Material provided:
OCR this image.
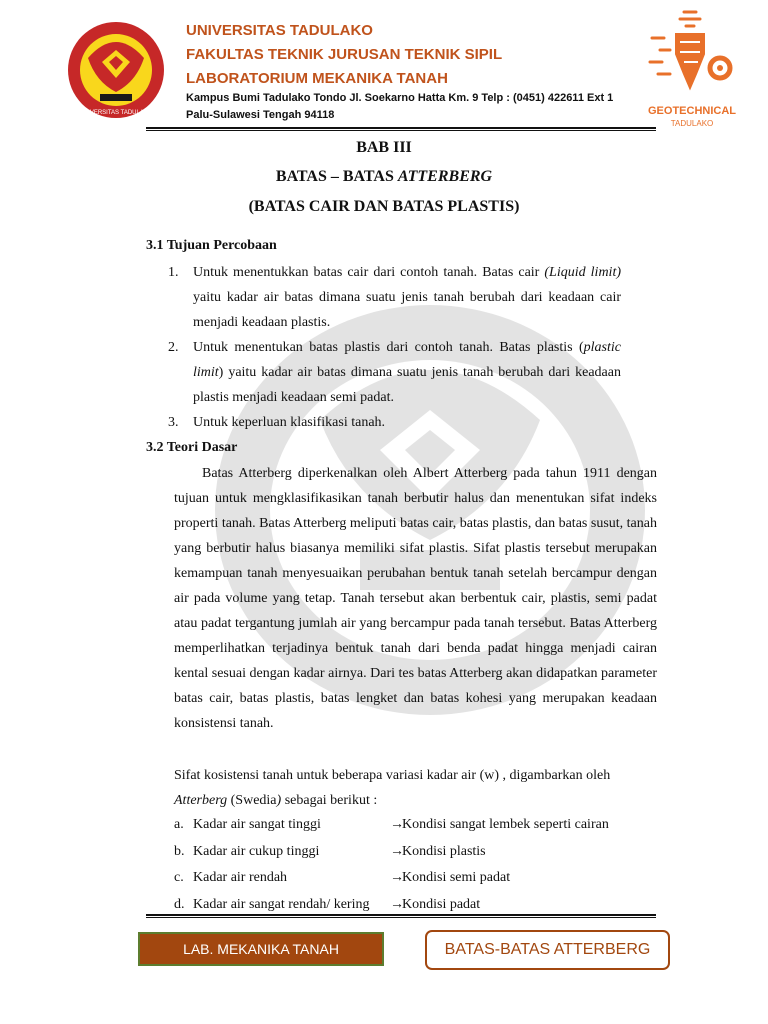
UNIVERSITAS TADULAKO
UNIVERSITAS TADULAKO
FAKULTAS TEKNIK JURUSAN TEKNIK SIPIL
LABORATORIUM MEKANIKA TANAH
Kampus Bumi Tadulako Tondo Jl. Soekarno Hatta Km. 9 Telp : (0451) 422611 Ext 1
Palu-Sulawesi Tengah 94118	GEOTECHNICAL
TADULAKO
BAB III
BATAS – BATAS ATTERBERG
(BATAS CAIR DAN BATAS PLASTIS)
3.1 Tujuan Percobaan
1. Untuk menentukkan batas cair dari contoh tanah. Batas cair (Liquid limit) yaitu kadar air batas dimana suatu jenis tanah berubah dari keadaan cair menjadi keadaan plastis.
2. Untuk menentukan batas plastis dari contoh tanah. Batas plastis (plastic limit) yaitu kadar air batas dimana suatu jenis tanah berubah dari keadaan plastis menjadi keadaan semi padat.
3. Untuk keperluan klasifikasi tanah.
3.2 Teori Dasar
Batas Atterberg diperkenalkan oleh Albert Atterberg pada tahun 1911 dengan tujuan untuk mengklasifikasikan tanah berbutir halus dan menentukan sifat indeks properti tanah. Batas Atterberg meliputi batas cair, batas plastis, dan batas susut, tanah yang berbutir halus biasanya memiliki sifat plastis. Sifat plastis tersebut merupakan kemampuan tanah menyesuaikan perubahan bentuk tanah setelah bercampur dengan air pada volume yang tetap. Tanah tersebut akan berbentuk cair, plastis, semi padat atau padat tergantung jumlah air yang bercampur pada tanah tersebut. Batas Atterberg memperlihatkan terjadinya bentuk tanah dari benda padat hingga menjadi cairan kental sesuai dengan kadar airnya. Dari tes batas Atterberg akan didapatkan parameter batas cair, batas plastis, batas lengket dan batas kohesi yang merupakan keadaan konsistensi tanah.
Sifat kosistensi tanah untuk beberapa variasi kadar air (w) , digambarkan oleh
Atterberg (Swedia) sebagai berikut :
a. Kadar air sangat tinggi	→Kondisi sangat lembek seperti cairan
b. Kadar air cukup tinggi	→Kondisi plastis
c. Kadar air rendah	→Kondisi semi padat
d. Kadar air sangat rendah/ kering →Kondisi padat
LAB. MEKANIKA TANAH	BATAS-BATAS ATTERBERG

Your objective:
Gather all the lines that include the word "padat" and copy them out.

Worked answer:
2. Untuk menentukan batas plastis dari contoh tanah. Batas plastis (plastic limit) yaitu kadar air batas dimana suatu jenis tanah berubah dari keadaan plastis menjadi keadaan semi padat.
Batas Atterberg diperkenalkan oleh Albert Atterberg pada tahun 1911 dengan tujuan untuk mengklasifikasikan tanah berbutir halus dan menentukan sifat indeks properti tanah. Batas Atterberg meliputi batas cair, batas plastis, dan batas susut, tanah yang berbutir halus biasanya memiliki sifat plastis. Sifat plastis tersebut merupakan kemampuan tanah menyesuaikan perubahan bentuk tanah setelah bercampur dengan air pada volume yang tetap. Tanah tersebut akan berbentuk cair, plastis, semi padat atau padat tergantung jumlah air yang bercampur pada tanah tersebut. Batas Atterberg memperlihatkan terjadinya bentuk tanah dari benda padat hingga menjadi cairan kental sesuai dengan kadar airnya. Dari tes batas Atterberg akan didapatkan parameter batas cair, batas plastis, batas lengket dan batas kohesi yang merupakan keadaan konsistensi tanah.
c. Kadar air rendah	→Kondisi semi padat
d. Kadar air sangat rendah/ kering →Kondisi padat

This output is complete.